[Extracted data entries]
###

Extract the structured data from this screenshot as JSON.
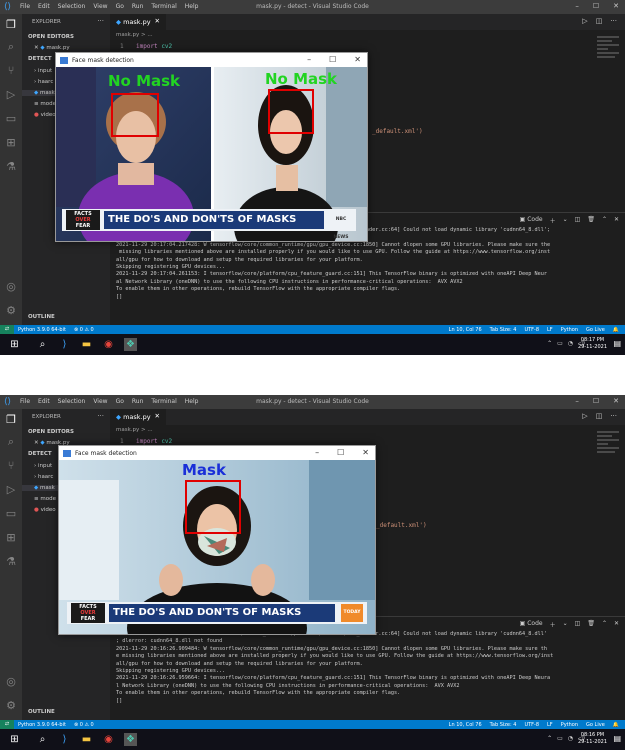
{
  "vscode": {
    "menu": [
      "File",
      "Edit",
      "Selection",
      "View",
      "Go",
      "Run",
      "Terminal",
      "Help"
    ],
    "window_title": "mask.py - detect - Visual Studio Code",
    "explorer_label": "EXPLORER",
    "open_editors": "OPEN EDITORS",
    "open_file": "mask.py",
    "detect_folder": "DETECT",
    "outline": "OUTLINE",
    "tree": [
      "input",
      "haarc",
      "mask",
      "mode",
      "video"
    ],
    "tab_label": "mask.py",
    "breadcrumb": "mask.py > ...",
    "code_line_no": "1",
    "code_keyword": "import",
    "code_module": "cv2",
    "code_fragment": "_default.xml')",
    "terminal_label": "Code"
  },
  "screens": [
    {
      "terminal_text": "2021-11-29 20:17:04.195960: W tensorflow/stream_executor/platform/default/dso_loader.cc:64] Could not load dynamic library 'cudnn64_8.dll';\n dlerror: cudnn64_8.dll not found\n2021-11-29 20:17:04.217428: W tensorflow/core/common_runtime/gpu/gpu_device.cc:1850] Cannot dlopen some GPU libraries. Please make sure the\n missing libraries mentioned above are installed properly if you would like to use GPU. Follow the guide at https://www.tensorflow.org/inst\nall/gpu for how to download and setup the required libraries for your platform.\nSkipping registering GPU devices...\n2021-11-29 20:17:04.261153: I tensorflow/core/platform/cpu_feature_guard.cc:151] This TensorFlow binary is optimized with oneAPI Deep Neur\nal Network Library (oneDNN) to use the following CPU instructions in performance-critical operations:  AVX AVX2\nTo enable them in other operations, rebuild TensorFlow with the appropriate compiler flags.\n[]",
      "status_left": [
        "Python 3.9.0 64-bit",
        "⊗ 0 ⚠ 0"
      ],
      "status_right": [
        "Ln 10, Col 76",
        "Tab Size: 4",
        "UTF-8",
        "LF",
        "Python",
        "Go Live"
      ],
      "clock_time": "08:17 PM",
      "clock_date": "29-11-2021",
      "window_title": "Face mask detection",
      "labels": [
        "No Mask",
        "No Mask"
      ],
      "banner_text": "THE DO'S AND DON'TS OF MASKS",
      "banner_logo": [
        "FACTS",
        "OVER",
        "FEAR"
      ],
      "banner_brand": "NBC NEWS"
    },
    {
      "terminal_text": "2021-11-29 20:16:26.885922: W tensorflow/stream_executor/platform/default/dso_loader.cc:64] Could not load dynamic library 'cudnn64_8.dll'\n; dlerror: cudnn64_8.dll not found\n2021-11-29 20:16:26.909484: W tensorflow/core/common_runtime/gpu/gpu_device.cc:1850] Cannot dlopen some GPU libraries. Please make sure th\ne missing libraries mentioned above are installed properly if you would like to use GPU. Follow the guide at https://www.tensorflow.org/inst\nall/gpu for how to download and setup the required libraries for your platform.\nSkipping registering GPU devices...\n2021-11-29 20:16:26.959664: I tensorflow/core/platform/cpu_feature_guard.cc:151] This TensorFlow binary is optimized with oneAPI Deep Neura\nl Network Library (oneDNN) to use the following CPU instructions in performance-critical operations:  AVX AVX2\nTo enable them in other operations, rebuild TensorFlow with the appropriate compiler flags.\n[]",
      "status_left": [
        "Python 3.9.0 64-bit",
        "⊗ 0 ⚠ 0"
      ],
      "status_right": [
        "Ln 10, Col 76",
        "Tab Size: 4",
        "UTF-8",
        "LF",
        "Python",
        "Go Live"
      ],
      "clock_time": "08:16 PM",
      "clock_date": "29-11-2021",
      "window_title": "Face mask detection",
      "labels": [
        "Mask"
      ],
      "banner_text": "THE DO'S AND DON'TS OF MASKS",
      "banner_logo": [
        "FACTS",
        "OVER",
        "FEAR"
      ],
      "banner_brand": "TODAY"
    }
  ],
  "colors": {
    "no_mask_label": "#22d422",
    "mask_label": "#1a2fd8",
    "face_box": "#e00000",
    "vscode_accent": "#007acc"
  },
  "icons": [
    "files-icon",
    "search-icon",
    "source-control-icon",
    "run-debug-icon",
    "extensions-icon",
    "account-icon",
    "settings-gear-icon"
  ]
}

###

Go through the listing above and write it all out exactly, leaving out any picture.

— RESULT BELOW —
Extract the structured data from this screenshot as JSON.
{
  "vscode": {
    "menu": [
      "File",
      "Edit",
      "Selection",
      "View",
      "Go",
      "Run",
      "Terminal",
      "Help"
    ],
    "window_title": "mask.py - detect - Visual Studio Code",
    "explorer_label": "EXPLORER",
    "open_editors": "OPEN EDITORS",
    "open_file": "mask.py",
    "detect_folder": "DETECT",
    "outline": "OUTLINE",
    "tree": [
      "input",
      "haarc",
      "mask",
      "mode",
      "video"
    ],
    "tab_label": "mask.py",
    "breadcrumb": "mask.py > ...",
    "code_line_no": "1",
    "code_keyword": "import",
    "code_module": "cv2",
    "code_fragment": "_default.xml')",
    "terminal_label": "Code"
  },
  "screens": [
    {
      "terminal_text": "2021-11-29 20:17:04.195960: W tensorflow/stream_executor/platform/default/dso_loader.cc:64] Could not load dynamic library 'cudnn64_8.dll';\n dlerror: cudnn64_8.dll not found\n2021-11-29 20:17:04.217428: W tensorflow/core/common_runtime/gpu/gpu_device.cc:1850] Cannot dlopen some GPU libraries. Please make sure the\n missing libraries mentioned above are installed properly if you would like to use GPU. Follow the guide at https://www.tensorflow.org/inst\nall/gpu for how to download and setup the required libraries for your platform.\nSkipping registering GPU devices...\n2021-11-29 20:17:04.261153: I tensorflow/core/platform/cpu_feature_guard.cc:151] This TensorFlow binary is optimized with oneAPI Deep Neur\nal Network Library (oneDNN) to use the following CPU instructions in performance-critical operations:  AVX AVX2\nTo enable them in other operations, rebuild TensorFlow with the appropriate compiler flags.\n[]",
      "status_left": [
        "Python 3.9.0 64-bit",
        "⊗ 0 ⚠ 0"
      ],
      "status_right": [
        "Ln 10, Col 76",
        "Tab Size: 4",
        "UTF-8",
        "LF",
        "Python",
        "Go Live"
      ],
      "clock_time": "08:17 PM",
      "clock_date": "29-11-2021",
      "window_title": "Face mask detection",
      "labels": [
        "No Mask",
        "No Mask"
      ],
      "banner_text": "THE DO'S AND DON'TS OF MASKS",
      "banner_logo": [
        "FACTS",
        "OVER",
        "FEAR"
      ],
      "banner_brand": "NBC NEWS"
    },
    {
      "terminal_text": "2021-11-29 20:16:26.885922: W tensorflow/stream_executor/platform/default/dso_loader.cc:64] Could not load dynamic library 'cudnn64_8.dll'\n; dlerror: cudnn64_8.dll not found\n2021-11-29 20:16:26.909484: W tensorflow/core/common_runtime/gpu/gpu_device.cc:1850] Cannot dlopen some GPU libraries. Please make sure th\ne missing libraries mentioned above are installed properly if you would like to use GPU. Follow the guide at https://www.tensorflow.org/inst\nall/gpu for how to download and setup the required libraries for your platform.\nSkipping registering GPU devices...\n2021-11-29 20:16:26.959664: I tensorflow/core/platform/cpu_feature_guard.cc:151] This TensorFlow binary is optimized with oneAPI Deep Neura\nl Network Library (oneDNN) to use the following CPU instructions in performance-critical operations:  AVX AVX2\nTo enable them in other operations, rebuild TensorFlow with the appropriate compiler flags.\n[]",
      "status_left": [
        "Python 3.9.0 64-bit",
        "⊗ 0 ⚠ 0"
      ],
      "status_right": [
        "Ln 10, Col 76",
        "Tab Size: 4",
        "UTF-8",
        "LF",
        "Python",
        "Go Live"
      ],
      "clock_time": "08:16 PM",
      "clock_date": "29-11-2021",
      "window_title": "Face mask detection",
      "labels": [
        "Mask"
      ],
      "banner_text": "THE DO'S AND DON'TS OF MASKS",
      "banner_logo": [
        "FACTS",
        "OVER",
        "FEAR"
      ],
      "banner_brand": "TODAY"
    }
  ],
  "colors": {
    "no_mask_label": "#22d422",
    "mask_label": "#1a2fd8",
    "face_box": "#e00000",
    "vscode_accent": "#007acc"
  },
  "icons": [
    "files-icon",
    "search-icon",
    "source-control-icon",
    "run-debug-icon",
    "extensions-icon",
    "account-icon",
    "settings-gear-icon"
  ]
}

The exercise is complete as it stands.